Each record must be reproduced exactly as it is shown.

[START]

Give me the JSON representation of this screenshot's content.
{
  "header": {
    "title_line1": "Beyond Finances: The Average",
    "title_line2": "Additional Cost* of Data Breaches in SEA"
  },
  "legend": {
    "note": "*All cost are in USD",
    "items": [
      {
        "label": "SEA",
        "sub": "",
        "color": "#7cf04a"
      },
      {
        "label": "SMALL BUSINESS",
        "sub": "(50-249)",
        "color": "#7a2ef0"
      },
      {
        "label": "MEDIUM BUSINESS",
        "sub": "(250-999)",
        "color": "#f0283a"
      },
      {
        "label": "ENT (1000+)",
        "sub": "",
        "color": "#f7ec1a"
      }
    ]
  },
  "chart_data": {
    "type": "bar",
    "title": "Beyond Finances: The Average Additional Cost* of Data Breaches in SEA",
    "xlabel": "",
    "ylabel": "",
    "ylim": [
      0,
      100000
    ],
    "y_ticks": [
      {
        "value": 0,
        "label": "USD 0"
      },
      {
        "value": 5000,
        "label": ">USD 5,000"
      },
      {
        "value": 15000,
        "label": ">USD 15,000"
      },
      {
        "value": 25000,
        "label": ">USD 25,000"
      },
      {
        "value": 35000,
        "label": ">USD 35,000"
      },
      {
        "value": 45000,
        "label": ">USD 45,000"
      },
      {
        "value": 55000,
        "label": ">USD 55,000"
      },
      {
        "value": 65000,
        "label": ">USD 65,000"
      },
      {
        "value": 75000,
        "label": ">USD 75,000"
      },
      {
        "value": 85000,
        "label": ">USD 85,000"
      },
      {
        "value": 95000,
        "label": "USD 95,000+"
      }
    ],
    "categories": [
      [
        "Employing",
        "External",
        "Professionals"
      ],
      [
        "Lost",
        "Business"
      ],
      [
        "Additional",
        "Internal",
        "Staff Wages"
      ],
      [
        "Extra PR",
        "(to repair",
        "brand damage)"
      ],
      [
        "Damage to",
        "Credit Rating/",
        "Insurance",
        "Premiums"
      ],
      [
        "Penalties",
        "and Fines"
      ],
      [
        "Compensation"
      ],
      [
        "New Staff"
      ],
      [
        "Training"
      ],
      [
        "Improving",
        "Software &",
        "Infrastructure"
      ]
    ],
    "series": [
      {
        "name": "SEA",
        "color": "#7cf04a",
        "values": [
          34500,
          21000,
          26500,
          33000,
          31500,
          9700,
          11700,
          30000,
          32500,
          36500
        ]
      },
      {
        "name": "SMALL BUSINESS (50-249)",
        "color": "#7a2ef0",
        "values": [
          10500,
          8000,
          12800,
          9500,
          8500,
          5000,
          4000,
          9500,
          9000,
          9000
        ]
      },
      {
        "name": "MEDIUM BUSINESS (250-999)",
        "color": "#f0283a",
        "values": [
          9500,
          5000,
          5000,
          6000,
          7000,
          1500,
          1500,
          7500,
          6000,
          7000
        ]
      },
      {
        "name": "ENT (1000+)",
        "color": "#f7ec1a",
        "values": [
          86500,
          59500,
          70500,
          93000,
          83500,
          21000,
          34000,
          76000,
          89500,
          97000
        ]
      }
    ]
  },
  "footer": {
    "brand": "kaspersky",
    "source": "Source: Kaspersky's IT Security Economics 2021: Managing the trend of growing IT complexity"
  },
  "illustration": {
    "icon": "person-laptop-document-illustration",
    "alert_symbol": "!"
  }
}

[END]

» Problem solution
Give me the JSON representation of this screenshot's content.
{
  "header": {
    "title_line1": "Beyond Finances: The Average",
    "title_line2": "Additional Cost* of Data Breaches in SEA"
  },
  "legend": {
    "note": "*All cost are in USD",
    "items": [
      {
        "label": "SEA",
        "sub": "",
        "color": "#7cf04a"
      },
      {
        "label": "SMALL BUSINESS",
        "sub": "(50-249)",
        "color": "#7a2ef0"
      },
      {
        "label": "MEDIUM BUSINESS",
        "sub": "(250-999)",
        "color": "#f0283a"
      },
      {
        "label": "ENT (1000+)",
        "sub": "",
        "color": "#f7ec1a"
      }
    ]
  },
  "chart_data": {
    "type": "bar",
    "title": "Beyond Finances: The Average Additional Cost* of Data Breaches in SEA",
    "xlabel": "",
    "ylabel": "",
    "ylim": [
      0,
      100000
    ],
    "y_ticks": [
      {
        "value": 0,
        "label": "USD 0"
      },
      {
        "value": 5000,
        "label": ">USD 5,000"
      },
      {
        "value": 15000,
        "label": ">USD 15,000"
      },
      {
        "value": 25000,
        "label": ">USD 25,000"
      },
      {
        "value": 35000,
        "label": ">USD 35,000"
      },
      {
        "value": 45000,
        "label": ">USD 45,000"
      },
      {
        "value": 55000,
        "label": ">USD 55,000"
      },
      {
        "value": 65000,
        "label": ">USD 65,000"
      },
      {
        "value": 75000,
        "label": ">USD 75,000"
      },
      {
        "value": 85000,
        "label": ">USD 85,000"
      },
      {
        "value": 95000,
        "label": "USD 95,000+"
      }
    ],
    "categories": [
      [
        "Employing",
        "External",
        "Professionals"
      ],
      [
        "Lost",
        "Business"
      ],
      [
        "Additional",
        "Internal",
        "Staff Wages"
      ],
      [
        "Extra PR",
        "(to repair",
        "brand damage)"
      ],
      [
        "Damage to",
        "Credit Rating/",
        "Insurance",
        "Premiums"
      ],
      [
        "Penalties",
        "and Fines"
      ],
      [
        "Compensation"
      ],
      [
        "New Staff"
      ],
      [
        "Training"
      ],
      [
        "Improving",
        "Software &",
        "Infrastructure"
      ]
    ],
    "series": [
      {
        "name": "SEA",
        "color": "#7cf04a",
        "values": [
          34500,
          21000,
          26500,
          33000,
          31500,
          9700,
          11700,
          30000,
          32500,
          36500
        ]
      },
      {
        "name": "SMALL BUSINESS (50-249)",
        "color": "#7a2ef0",
        "values": [
          10500,
          8000,
          12800,
          9500,
          8500,
          5000,
          4000,
          9500,
          9000,
          9000
        ]
      },
      {
        "name": "MEDIUM BUSINESS (250-999)",
        "color": "#f0283a",
        "values": [
          9500,
          5000,
          5000,
          6000,
          7000,
          1500,
          1500,
          7500,
          6000,
          7000
        ]
      },
      {
        "name": "ENT (1000+)",
        "color": "#f7ec1a",
        "values": [
          86500,
          59500,
          70500,
          93000,
          83500,
          21000,
          34000,
          76000,
          89500,
          97000
        ]
      }
    ]
  },
  "footer": {
    "brand": "kaspersky",
    "source": "Source: Kaspersky's IT Security Economics 2021: Managing the trend of growing IT complexity"
  },
  "illustration": {
    "icon": "person-laptop-document-illustration",
    "alert_symbol": "!"
  }
}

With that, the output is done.